# [TASK TO COMPLETE]
Collect all the lines that mention the word "Mean".

Items from a figure collection:

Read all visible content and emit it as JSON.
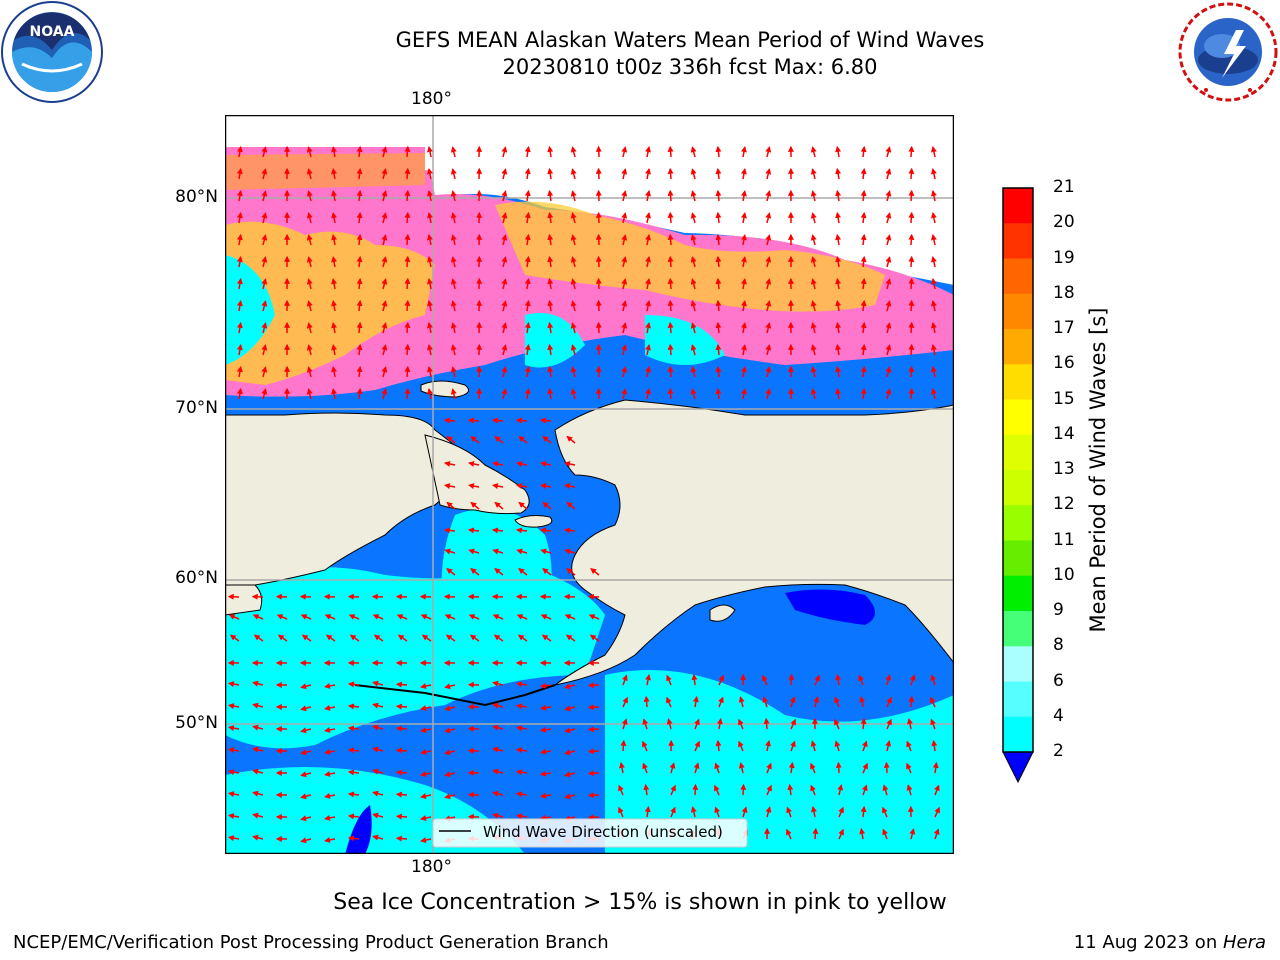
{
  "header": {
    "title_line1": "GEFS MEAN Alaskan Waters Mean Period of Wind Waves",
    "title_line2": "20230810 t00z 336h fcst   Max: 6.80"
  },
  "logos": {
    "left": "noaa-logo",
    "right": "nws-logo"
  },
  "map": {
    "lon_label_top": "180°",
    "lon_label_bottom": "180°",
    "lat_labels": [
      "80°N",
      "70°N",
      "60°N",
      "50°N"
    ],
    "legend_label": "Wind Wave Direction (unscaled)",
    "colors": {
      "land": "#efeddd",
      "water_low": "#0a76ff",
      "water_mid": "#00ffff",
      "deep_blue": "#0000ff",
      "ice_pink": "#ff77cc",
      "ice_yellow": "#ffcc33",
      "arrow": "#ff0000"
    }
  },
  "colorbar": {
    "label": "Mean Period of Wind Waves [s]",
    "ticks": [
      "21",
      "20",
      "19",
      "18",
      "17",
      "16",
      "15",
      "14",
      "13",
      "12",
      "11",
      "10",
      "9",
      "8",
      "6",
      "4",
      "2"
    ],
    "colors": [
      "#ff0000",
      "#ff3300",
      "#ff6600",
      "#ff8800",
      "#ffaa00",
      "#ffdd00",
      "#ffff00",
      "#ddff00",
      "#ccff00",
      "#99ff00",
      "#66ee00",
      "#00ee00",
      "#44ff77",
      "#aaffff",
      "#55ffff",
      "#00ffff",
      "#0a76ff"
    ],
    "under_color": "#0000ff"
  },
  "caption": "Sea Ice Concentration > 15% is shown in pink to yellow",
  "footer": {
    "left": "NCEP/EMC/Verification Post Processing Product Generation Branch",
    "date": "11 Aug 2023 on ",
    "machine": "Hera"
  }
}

# [RESULT OF THE TASK]
    "title_line1": "GEFS MEAN Alaskan Waters Mean Period of Wind Waves",
    "label": "Mean Period of Wind Waves [s]",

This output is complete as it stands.